-- start Extracted information --

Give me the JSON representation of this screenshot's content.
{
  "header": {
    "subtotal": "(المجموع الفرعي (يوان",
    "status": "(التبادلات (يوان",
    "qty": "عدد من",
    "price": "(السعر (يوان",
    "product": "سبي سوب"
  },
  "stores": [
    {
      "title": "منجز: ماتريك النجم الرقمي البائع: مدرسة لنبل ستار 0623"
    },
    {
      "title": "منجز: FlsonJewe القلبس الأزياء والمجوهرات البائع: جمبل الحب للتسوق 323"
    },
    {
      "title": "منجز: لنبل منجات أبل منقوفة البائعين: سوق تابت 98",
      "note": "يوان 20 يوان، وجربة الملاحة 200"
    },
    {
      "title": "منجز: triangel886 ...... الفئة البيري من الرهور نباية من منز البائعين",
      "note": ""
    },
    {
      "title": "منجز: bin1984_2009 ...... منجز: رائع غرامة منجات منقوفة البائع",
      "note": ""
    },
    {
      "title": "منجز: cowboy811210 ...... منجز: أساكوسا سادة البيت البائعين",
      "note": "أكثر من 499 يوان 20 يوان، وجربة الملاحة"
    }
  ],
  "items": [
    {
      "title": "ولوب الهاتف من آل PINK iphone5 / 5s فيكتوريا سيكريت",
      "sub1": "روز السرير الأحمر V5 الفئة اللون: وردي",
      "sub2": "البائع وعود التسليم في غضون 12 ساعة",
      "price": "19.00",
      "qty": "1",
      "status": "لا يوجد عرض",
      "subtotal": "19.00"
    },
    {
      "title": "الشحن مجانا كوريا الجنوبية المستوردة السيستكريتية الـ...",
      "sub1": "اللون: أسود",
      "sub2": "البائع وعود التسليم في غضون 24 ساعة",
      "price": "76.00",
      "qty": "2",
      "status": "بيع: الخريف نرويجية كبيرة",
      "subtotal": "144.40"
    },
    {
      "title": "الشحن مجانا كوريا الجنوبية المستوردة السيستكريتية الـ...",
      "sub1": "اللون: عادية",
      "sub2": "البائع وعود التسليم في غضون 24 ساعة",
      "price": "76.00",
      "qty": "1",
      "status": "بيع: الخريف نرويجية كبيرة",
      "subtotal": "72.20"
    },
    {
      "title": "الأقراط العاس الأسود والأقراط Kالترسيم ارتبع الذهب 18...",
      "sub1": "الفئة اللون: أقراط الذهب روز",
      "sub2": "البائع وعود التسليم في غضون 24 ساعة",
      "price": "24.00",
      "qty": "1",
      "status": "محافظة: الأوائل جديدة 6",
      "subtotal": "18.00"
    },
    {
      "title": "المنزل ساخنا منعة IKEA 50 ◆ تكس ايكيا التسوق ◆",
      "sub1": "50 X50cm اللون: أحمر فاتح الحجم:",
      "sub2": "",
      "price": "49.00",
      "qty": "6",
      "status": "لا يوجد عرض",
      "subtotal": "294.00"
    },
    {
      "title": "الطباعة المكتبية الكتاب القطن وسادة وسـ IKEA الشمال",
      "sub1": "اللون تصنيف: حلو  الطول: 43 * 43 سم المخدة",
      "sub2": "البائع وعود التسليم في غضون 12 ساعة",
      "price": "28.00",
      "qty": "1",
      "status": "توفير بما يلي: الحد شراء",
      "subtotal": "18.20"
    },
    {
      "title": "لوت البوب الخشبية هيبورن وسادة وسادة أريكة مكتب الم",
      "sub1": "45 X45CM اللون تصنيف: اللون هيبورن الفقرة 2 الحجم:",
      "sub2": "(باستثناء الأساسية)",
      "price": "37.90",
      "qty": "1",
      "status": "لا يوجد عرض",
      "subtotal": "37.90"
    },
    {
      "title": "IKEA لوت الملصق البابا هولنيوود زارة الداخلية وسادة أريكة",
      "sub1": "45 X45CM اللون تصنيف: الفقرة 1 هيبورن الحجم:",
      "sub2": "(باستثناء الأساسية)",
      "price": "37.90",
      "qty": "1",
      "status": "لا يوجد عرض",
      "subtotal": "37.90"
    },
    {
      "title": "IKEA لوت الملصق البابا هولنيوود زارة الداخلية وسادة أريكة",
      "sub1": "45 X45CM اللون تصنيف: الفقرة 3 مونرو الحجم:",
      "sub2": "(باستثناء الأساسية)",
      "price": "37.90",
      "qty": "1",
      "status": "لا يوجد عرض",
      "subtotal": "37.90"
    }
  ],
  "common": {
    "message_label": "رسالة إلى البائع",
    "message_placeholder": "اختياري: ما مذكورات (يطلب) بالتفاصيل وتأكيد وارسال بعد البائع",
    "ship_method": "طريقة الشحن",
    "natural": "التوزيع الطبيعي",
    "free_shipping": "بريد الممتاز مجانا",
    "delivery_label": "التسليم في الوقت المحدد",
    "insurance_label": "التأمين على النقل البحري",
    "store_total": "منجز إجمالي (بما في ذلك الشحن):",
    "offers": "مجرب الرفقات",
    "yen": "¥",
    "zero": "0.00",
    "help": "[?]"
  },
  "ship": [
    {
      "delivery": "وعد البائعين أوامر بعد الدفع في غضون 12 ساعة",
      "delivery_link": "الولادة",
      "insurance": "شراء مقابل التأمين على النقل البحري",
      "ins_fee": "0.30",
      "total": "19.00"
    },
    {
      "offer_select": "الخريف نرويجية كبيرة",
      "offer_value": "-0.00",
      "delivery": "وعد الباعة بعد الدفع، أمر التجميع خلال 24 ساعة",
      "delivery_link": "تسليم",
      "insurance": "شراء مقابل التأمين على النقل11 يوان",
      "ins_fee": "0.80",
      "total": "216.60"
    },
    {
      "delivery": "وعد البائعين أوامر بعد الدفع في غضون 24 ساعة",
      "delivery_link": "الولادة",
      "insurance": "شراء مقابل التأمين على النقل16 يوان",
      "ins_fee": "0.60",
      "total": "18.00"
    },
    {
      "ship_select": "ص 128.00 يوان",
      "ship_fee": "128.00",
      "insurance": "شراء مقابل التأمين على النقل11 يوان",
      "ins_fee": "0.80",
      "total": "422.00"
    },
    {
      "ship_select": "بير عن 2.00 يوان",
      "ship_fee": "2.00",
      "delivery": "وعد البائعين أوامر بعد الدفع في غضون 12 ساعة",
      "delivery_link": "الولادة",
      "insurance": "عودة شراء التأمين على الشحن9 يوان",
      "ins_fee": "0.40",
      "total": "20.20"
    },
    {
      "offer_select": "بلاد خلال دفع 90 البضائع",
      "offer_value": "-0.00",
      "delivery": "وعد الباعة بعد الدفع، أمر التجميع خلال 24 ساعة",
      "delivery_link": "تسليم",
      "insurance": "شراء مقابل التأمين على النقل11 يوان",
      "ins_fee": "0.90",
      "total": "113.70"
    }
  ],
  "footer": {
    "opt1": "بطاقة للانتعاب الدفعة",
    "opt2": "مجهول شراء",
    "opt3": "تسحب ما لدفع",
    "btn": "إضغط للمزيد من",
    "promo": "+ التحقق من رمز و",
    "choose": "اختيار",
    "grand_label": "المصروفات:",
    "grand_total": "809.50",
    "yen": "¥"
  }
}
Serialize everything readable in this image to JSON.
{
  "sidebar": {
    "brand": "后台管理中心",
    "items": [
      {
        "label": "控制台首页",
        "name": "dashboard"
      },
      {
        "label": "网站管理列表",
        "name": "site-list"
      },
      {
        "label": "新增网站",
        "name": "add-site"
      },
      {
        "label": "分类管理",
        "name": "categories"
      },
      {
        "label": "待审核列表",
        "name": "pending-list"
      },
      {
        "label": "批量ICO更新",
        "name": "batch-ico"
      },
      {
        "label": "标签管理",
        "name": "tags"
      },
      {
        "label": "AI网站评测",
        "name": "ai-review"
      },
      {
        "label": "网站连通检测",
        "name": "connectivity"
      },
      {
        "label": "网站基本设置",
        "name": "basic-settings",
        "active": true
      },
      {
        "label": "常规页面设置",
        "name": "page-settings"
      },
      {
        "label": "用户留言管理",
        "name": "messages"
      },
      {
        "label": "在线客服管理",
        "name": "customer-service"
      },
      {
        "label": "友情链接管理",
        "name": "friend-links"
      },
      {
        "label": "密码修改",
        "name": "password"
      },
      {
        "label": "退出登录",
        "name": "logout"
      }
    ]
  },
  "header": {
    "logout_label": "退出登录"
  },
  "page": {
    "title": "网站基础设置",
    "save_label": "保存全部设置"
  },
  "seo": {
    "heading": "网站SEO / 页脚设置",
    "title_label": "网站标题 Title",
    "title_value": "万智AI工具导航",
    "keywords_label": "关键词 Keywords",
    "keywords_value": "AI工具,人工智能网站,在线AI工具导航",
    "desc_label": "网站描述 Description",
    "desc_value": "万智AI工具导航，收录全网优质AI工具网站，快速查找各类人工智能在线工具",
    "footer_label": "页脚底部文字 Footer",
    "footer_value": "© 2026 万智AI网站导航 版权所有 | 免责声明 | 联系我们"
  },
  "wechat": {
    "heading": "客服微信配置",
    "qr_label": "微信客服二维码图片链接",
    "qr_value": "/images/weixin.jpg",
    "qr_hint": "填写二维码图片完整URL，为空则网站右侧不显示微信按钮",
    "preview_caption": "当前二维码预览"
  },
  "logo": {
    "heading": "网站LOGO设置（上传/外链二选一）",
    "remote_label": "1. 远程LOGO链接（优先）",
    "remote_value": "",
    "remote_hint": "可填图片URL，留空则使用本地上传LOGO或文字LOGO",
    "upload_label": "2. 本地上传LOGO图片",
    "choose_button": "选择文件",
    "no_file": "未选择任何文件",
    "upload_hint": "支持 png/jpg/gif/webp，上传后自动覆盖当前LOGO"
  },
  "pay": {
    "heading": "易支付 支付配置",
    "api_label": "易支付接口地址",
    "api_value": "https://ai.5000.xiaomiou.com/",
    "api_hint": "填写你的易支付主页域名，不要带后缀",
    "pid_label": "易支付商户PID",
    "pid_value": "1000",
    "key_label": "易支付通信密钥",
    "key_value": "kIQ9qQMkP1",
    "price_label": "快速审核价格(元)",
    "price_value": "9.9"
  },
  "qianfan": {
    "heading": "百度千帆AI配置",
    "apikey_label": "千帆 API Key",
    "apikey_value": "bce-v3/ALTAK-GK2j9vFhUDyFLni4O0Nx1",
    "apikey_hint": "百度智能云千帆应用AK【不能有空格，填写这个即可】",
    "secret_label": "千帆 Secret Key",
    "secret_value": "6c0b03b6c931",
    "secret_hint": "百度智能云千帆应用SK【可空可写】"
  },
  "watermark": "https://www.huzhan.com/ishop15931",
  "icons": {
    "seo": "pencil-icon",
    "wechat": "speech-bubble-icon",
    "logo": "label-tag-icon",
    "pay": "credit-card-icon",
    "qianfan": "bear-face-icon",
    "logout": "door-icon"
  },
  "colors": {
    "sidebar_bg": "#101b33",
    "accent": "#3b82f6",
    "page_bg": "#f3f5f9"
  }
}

-- end Extracted information --

Work required -
Find the word "شراء" in the data and show each line that holds it.

Final result -
      "status": "توفير بما يلي: الحد شراء",
      "insurance": "شراء مقابل التأمين على النقل البحري",
      "insurance": "شراء مقابل التأمين على النقل11 يوان",
      "insurance": "شراء مقابل التأمين على النقل16 يوان",
      "insurance": "شراء مقابل التأمين على النقل11 يوان",
      "insurance": "عودة شراء التأمين على الشحن9 يوان",
      "insurance": "شراء مقابل التأمين على النقل11 يوان",
    "opt2": "مجهول شراء",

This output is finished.